## MATERIAL SUPPLIED

↓↓↓

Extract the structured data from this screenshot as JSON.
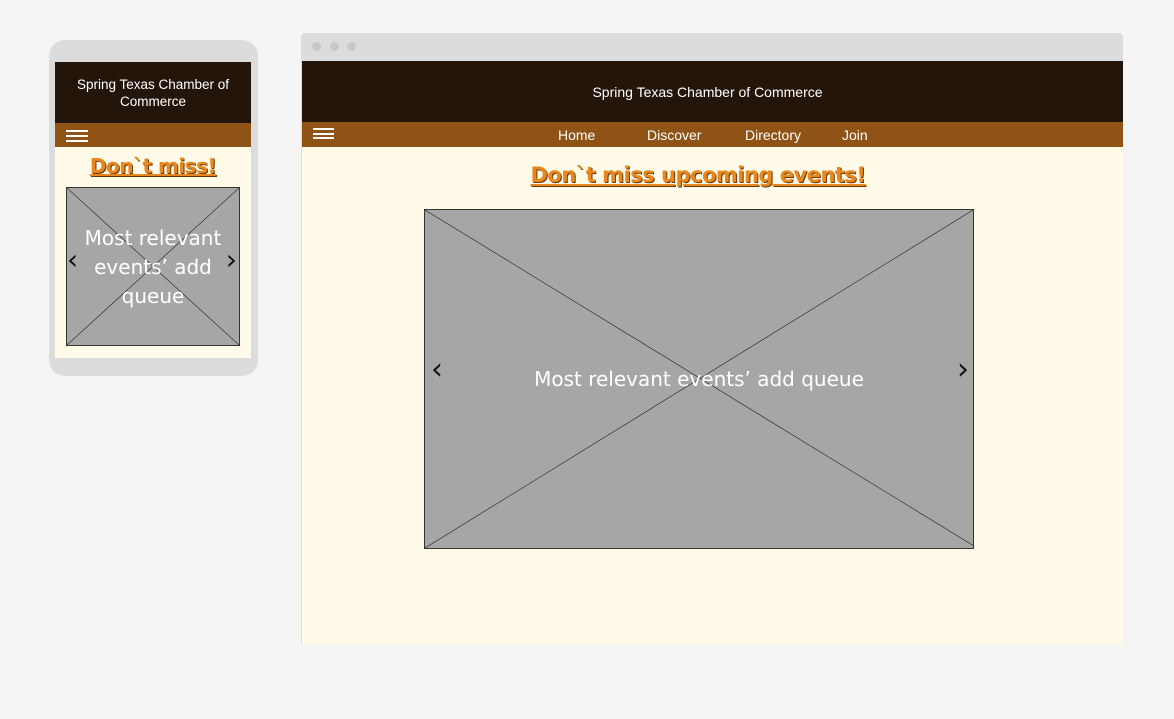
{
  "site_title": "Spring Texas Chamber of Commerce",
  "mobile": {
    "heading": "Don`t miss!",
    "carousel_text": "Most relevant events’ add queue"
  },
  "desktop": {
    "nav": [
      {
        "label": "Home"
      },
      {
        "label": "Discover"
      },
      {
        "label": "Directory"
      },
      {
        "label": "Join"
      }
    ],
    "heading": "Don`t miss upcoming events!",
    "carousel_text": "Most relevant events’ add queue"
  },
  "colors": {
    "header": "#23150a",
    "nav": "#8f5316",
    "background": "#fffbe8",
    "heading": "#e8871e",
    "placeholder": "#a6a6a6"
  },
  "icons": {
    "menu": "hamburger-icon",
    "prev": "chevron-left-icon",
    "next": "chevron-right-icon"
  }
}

↑↑↑
↓↓↓

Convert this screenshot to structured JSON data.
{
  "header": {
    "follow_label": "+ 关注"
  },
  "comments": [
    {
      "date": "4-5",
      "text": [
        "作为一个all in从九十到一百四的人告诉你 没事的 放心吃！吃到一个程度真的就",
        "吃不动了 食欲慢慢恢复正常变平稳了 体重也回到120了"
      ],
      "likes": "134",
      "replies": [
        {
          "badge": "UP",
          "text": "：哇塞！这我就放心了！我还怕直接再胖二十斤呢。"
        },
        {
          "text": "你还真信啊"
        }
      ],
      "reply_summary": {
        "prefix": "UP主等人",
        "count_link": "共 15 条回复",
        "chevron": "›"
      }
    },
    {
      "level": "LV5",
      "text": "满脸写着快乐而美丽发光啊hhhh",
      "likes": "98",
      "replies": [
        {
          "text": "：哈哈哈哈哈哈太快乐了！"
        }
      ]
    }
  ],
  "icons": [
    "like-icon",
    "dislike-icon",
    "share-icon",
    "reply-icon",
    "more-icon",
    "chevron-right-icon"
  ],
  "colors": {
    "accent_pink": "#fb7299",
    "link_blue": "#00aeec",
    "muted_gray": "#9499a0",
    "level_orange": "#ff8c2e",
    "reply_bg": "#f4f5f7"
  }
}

↑↑↑
↓↓↓

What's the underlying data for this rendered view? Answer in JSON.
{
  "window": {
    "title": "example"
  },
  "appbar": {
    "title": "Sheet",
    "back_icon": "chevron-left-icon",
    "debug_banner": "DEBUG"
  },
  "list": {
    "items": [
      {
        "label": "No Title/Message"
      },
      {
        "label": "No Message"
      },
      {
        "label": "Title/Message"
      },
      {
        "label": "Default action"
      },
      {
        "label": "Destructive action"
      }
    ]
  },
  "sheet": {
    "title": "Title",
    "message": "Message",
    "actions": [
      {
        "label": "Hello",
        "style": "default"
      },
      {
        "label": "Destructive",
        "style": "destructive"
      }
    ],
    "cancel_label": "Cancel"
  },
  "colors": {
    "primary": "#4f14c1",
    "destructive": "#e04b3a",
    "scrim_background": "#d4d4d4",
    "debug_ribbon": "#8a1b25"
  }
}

↑↑↑

Report back each line of the entries that holds the string "chevron".

    "prev": "chevron-left-icon",
    "next": "chevron-right-icon"
        "chevron": "›"
    "chevron-right-icon"
    "back_icon": "chevron-left-icon",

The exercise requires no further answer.